> _Direction_
Calculate how many lines in the following records hold the word "pracownikami", and report that number without comment.

* start *

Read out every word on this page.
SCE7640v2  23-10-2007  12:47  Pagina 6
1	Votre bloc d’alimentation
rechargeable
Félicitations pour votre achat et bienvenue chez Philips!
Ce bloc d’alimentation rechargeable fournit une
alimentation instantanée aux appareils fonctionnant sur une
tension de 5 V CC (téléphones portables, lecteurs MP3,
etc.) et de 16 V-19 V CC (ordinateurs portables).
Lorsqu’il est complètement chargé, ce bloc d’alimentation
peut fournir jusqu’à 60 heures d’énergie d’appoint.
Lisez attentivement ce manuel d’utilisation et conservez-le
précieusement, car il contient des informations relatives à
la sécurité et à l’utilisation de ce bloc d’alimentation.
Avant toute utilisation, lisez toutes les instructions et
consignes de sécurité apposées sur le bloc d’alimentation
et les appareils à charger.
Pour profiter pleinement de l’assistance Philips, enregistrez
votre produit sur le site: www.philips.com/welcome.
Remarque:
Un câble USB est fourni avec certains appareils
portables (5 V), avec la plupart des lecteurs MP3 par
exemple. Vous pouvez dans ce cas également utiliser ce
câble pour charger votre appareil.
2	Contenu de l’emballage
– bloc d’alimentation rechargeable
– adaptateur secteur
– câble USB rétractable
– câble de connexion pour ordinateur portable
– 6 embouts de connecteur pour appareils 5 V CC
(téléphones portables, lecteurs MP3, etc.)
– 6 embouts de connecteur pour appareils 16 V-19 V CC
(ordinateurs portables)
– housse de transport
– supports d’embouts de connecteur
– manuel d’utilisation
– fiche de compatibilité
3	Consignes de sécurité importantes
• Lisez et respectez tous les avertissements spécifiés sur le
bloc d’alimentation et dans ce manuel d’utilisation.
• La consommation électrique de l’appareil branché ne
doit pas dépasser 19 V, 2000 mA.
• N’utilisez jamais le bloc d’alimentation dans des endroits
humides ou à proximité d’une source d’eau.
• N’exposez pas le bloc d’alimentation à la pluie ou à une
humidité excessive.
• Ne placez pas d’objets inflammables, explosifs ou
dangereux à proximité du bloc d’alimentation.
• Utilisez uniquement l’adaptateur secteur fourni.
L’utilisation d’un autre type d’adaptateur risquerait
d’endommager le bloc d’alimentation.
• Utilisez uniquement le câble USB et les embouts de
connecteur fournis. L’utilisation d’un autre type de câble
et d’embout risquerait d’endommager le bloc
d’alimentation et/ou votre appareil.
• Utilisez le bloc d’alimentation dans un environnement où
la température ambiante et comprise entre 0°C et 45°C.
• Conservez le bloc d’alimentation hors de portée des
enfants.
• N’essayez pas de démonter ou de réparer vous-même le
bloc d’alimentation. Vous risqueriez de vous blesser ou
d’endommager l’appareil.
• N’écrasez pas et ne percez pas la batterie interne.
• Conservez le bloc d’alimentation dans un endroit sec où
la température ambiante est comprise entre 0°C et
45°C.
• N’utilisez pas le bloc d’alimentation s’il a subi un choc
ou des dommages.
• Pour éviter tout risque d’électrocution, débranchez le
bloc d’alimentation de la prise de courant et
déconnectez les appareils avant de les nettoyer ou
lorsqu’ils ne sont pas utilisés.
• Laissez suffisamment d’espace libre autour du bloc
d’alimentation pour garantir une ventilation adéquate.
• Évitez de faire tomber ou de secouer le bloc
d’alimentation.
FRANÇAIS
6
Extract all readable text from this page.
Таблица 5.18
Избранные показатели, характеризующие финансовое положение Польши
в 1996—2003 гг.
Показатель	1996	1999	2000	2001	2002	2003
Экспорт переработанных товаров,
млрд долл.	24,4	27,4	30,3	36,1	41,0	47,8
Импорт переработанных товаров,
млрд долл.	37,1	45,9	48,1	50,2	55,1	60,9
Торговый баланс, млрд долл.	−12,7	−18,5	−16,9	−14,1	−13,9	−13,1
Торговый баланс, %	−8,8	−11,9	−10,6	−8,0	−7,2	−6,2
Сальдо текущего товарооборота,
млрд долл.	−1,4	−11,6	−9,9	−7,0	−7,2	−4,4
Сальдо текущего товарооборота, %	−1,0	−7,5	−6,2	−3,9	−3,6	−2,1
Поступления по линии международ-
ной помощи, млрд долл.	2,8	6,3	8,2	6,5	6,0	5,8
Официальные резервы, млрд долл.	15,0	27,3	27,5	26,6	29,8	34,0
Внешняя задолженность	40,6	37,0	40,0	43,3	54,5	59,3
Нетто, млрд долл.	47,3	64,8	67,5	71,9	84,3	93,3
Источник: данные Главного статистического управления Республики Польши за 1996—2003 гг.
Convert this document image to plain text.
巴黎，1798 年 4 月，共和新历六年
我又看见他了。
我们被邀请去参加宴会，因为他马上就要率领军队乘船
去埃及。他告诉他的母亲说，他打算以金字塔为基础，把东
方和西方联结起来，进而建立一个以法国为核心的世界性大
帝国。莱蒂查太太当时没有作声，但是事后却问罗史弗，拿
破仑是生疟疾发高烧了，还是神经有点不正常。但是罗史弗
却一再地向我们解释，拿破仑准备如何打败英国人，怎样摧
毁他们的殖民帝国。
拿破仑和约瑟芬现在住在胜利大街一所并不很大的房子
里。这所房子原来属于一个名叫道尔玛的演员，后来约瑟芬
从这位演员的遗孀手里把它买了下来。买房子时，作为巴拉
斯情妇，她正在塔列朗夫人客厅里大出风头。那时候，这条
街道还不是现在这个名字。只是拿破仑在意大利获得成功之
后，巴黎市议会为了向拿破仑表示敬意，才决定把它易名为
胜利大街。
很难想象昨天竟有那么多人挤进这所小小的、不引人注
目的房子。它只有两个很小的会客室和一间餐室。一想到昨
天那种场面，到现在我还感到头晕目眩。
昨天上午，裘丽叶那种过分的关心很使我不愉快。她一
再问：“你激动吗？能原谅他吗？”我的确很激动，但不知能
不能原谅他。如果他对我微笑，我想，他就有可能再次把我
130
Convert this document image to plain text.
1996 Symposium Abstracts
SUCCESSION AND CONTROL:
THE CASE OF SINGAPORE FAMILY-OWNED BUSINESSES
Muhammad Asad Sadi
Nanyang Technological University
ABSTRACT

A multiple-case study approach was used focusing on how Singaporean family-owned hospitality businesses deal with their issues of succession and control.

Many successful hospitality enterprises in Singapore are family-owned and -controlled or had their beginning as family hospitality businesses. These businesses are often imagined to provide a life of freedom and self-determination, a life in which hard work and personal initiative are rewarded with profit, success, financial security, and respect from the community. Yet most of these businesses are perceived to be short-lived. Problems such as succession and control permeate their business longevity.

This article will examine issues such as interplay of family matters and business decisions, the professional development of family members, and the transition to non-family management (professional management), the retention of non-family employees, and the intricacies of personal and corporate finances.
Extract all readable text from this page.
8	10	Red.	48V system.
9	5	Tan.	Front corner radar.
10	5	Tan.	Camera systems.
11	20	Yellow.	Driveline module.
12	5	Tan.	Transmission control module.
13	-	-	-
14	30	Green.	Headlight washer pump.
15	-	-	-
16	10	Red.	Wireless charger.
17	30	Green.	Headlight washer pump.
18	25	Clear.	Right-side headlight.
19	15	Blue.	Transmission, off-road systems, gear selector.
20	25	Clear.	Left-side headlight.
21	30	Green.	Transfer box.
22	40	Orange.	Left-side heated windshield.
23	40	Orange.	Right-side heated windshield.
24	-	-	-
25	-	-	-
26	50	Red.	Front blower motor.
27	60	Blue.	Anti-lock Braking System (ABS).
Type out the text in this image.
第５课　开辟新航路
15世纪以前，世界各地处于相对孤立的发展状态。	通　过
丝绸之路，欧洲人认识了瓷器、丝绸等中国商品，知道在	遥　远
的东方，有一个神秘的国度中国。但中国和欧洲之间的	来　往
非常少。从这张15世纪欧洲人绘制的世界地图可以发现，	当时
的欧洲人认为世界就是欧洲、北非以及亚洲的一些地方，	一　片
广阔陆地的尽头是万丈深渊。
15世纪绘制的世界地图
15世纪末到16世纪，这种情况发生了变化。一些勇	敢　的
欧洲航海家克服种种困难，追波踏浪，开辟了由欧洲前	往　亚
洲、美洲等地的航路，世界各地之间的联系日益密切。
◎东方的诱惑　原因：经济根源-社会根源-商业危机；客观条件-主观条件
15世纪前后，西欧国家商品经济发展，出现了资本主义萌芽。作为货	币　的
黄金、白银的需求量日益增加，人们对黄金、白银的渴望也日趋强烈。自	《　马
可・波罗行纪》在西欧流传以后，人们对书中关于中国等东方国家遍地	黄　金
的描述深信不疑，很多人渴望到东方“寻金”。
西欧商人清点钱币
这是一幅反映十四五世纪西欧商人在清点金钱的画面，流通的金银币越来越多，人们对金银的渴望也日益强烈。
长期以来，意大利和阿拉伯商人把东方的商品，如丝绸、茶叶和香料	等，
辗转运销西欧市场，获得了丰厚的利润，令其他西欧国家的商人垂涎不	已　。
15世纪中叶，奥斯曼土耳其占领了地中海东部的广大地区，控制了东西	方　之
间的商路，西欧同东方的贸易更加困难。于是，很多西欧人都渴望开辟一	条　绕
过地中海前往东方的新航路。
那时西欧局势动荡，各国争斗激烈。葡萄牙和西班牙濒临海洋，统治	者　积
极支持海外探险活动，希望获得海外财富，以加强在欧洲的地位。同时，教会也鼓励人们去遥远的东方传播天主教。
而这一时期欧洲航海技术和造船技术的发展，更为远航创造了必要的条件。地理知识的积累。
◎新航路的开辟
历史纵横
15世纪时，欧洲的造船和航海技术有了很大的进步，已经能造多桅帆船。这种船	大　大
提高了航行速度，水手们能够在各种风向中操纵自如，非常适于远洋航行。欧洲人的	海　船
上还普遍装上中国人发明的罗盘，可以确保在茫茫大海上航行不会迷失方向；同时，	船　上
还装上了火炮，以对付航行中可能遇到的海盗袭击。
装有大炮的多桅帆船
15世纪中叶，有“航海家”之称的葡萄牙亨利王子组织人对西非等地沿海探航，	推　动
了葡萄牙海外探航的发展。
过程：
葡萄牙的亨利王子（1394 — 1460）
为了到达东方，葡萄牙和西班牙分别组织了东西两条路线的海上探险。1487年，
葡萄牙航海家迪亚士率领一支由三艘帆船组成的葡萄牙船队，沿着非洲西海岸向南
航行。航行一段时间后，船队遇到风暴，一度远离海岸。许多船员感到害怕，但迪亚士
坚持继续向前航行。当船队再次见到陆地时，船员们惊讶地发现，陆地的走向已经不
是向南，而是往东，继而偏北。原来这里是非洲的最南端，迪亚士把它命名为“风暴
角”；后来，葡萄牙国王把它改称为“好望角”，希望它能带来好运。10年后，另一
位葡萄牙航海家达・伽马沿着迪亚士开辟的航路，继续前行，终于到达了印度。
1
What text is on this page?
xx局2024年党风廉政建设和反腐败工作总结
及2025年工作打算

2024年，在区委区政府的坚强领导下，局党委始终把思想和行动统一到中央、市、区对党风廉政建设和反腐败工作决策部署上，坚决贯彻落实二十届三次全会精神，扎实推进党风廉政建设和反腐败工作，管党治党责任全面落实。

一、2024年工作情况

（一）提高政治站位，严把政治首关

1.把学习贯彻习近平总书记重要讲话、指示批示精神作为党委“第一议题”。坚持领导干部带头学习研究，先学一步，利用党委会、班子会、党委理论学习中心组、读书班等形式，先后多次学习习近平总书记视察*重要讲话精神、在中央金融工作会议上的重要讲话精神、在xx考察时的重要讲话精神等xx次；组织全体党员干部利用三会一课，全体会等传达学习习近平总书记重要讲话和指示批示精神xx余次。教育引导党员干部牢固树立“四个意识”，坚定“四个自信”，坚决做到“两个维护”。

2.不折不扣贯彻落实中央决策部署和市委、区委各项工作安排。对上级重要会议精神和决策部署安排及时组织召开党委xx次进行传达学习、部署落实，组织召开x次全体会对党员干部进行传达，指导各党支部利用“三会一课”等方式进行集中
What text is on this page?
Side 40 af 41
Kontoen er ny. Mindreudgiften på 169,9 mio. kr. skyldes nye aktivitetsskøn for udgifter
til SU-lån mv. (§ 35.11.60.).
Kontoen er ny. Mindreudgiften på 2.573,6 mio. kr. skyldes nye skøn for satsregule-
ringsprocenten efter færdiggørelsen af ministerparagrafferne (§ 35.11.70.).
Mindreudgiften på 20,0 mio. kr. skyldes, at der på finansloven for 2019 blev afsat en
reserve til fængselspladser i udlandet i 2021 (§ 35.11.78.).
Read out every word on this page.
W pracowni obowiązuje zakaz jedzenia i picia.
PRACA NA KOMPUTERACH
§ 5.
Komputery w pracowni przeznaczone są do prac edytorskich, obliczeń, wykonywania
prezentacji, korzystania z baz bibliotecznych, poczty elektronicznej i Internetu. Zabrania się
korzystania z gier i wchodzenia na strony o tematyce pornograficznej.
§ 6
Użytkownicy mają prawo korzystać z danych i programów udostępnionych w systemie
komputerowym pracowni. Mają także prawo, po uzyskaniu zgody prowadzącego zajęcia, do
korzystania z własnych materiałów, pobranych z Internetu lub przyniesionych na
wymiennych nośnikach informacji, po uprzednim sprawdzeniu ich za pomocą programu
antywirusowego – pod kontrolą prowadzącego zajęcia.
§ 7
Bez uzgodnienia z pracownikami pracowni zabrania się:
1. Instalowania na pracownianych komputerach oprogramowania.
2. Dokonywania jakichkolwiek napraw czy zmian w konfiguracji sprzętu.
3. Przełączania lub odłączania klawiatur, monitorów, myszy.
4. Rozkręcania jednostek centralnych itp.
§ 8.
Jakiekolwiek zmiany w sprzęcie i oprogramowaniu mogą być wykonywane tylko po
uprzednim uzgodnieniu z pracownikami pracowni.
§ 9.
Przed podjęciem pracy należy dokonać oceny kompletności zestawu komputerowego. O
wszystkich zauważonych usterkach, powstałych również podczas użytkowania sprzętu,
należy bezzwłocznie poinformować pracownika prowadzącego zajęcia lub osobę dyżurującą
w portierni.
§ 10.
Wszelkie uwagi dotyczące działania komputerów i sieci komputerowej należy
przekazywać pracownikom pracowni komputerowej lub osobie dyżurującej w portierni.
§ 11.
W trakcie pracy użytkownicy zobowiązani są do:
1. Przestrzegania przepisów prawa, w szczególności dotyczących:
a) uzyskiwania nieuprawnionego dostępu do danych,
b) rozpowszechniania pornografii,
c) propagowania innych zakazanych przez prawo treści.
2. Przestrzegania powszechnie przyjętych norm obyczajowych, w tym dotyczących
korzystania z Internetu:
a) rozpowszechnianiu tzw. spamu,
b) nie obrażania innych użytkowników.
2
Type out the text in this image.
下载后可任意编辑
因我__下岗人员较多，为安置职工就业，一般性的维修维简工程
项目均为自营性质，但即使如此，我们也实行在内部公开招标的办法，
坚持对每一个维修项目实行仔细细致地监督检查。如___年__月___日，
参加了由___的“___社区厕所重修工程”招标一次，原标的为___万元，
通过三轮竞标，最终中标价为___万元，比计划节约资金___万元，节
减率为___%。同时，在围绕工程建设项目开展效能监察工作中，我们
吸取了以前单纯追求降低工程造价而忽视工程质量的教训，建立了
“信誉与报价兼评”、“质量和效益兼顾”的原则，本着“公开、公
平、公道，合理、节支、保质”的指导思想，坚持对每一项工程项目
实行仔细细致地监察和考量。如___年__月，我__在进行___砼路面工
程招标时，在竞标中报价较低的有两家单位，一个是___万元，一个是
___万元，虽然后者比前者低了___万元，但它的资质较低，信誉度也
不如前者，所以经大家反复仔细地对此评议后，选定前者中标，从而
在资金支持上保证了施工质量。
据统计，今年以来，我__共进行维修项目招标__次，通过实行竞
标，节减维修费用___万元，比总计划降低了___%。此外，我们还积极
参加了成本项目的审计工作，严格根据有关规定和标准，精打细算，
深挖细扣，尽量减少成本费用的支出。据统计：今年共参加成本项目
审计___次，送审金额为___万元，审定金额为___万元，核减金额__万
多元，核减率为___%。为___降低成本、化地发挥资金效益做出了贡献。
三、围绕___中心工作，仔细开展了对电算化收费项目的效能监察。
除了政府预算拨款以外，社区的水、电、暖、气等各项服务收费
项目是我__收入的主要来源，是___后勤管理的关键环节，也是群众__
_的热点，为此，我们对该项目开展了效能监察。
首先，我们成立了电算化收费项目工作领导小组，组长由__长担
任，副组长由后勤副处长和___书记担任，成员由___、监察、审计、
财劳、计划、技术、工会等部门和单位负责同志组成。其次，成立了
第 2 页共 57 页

* end *

> _Output for this exercise_
2